**WHAT YOU NEED TO DO:** Reproduce verbatim the portion of the PD-L1 text below that begins with the words "In the TCGA" and stops after the words "cytoplasmic tyrosine kinase.".

**SUPPLIED TEXT:**
::::

Figure 2. Immunohistochemical and FISH analysis of PD-L1 in 48 cases of the high-grade STS cohort. (A) Immunhistochemical staining and FISH for PD-L1. (1) PD-L1 staining of lung adenocarcinoma serving as a positive control. Note the membranous and cytoplasmic staining of tumor cells as well as membranous staining of inflammatory cells. (2) PD-L1 staining of tonsillar tissue illustrates membranous staining of lymphocytes and antigen presenting cells. PD-L1 CNG and protein expression in STS cases without (3) and with (5, and 7) CNG as detected by aCGH. Higher magnifications are presented aside (4, 6, and 8). A case of UPS (3, and 4) with balanced PD-L1 copy number on aCGH analysis showing absent PD-L1 protein expression. Representative pictures showing membranous staining of PD-L1 in a sample of DDLS (5, and 6) and UPS (7, and 8). Insets illustrates results of FISH analyses demonstrating PD-L1 copy number status (PD-L1/CEN9 dual-color FISH probe; green, PD-L1; red, CEN9; blue, DNA). Scale bars, 50 µm. (B) Pie chart showing the association of PD-L1 CNG, PD-L1 staining of tumors cells and PD-L1 staining of immune cells.
In the TCGA sarcoma cohort, analysis of co-amplified genes located on chromosome arm 9p identified a 5.6-Mb core region comprising 27 genes (). In addition to PD-L1, this region included PD-L2, encoding the second PD1 ligand, and JAK2, encoding a cytoplasmic tyrosine kinase.

::::

**SUPPLIED MATERIAL:**

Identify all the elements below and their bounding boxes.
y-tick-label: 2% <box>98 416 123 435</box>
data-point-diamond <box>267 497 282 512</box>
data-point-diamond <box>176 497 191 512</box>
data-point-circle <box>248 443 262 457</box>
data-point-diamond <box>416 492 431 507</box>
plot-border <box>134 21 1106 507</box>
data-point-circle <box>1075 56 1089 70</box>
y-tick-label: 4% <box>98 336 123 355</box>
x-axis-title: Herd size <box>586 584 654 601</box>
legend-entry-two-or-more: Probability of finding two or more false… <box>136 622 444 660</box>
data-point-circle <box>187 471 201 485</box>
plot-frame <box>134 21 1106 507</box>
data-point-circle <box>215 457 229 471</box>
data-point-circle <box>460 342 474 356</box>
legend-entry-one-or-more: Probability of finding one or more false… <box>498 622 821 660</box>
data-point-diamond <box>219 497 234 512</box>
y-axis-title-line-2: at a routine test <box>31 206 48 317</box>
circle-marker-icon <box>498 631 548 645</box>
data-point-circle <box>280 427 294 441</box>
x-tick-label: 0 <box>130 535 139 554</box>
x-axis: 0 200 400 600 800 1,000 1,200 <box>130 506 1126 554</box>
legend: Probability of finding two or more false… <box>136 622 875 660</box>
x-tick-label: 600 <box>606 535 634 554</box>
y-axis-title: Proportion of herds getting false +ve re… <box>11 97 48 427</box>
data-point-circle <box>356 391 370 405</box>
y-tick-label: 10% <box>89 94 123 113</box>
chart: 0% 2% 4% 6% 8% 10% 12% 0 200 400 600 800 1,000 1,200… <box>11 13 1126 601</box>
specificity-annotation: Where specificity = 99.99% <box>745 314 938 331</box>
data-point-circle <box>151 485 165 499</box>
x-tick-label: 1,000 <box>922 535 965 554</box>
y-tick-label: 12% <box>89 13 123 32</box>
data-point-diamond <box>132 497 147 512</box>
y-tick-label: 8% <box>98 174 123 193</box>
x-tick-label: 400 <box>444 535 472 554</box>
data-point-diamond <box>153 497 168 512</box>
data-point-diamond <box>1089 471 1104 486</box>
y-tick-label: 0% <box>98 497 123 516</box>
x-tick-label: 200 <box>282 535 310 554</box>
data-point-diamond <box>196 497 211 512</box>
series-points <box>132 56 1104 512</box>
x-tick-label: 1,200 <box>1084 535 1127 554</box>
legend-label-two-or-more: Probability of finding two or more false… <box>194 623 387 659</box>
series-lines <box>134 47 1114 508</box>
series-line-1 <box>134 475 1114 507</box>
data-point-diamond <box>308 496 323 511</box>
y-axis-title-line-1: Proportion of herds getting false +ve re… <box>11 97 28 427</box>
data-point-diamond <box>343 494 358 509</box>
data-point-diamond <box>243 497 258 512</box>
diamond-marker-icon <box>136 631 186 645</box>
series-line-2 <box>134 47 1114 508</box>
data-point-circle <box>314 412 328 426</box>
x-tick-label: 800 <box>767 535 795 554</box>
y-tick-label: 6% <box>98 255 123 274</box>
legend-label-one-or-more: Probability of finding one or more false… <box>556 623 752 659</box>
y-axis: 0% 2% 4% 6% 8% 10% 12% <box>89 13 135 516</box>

::::

**PROBLEM SOLUTION:**
In the TCGA sarcoma cohort, analysis of co-amplified genes located on chromosome arm 9p identified a 5.6-Mb core region comprising 27 genes (). In addition to PD-L1, this region included PD-L2, encoding the second PD1 ligand, and JAK2, encoding a cytoplasmic tyrosine kinase.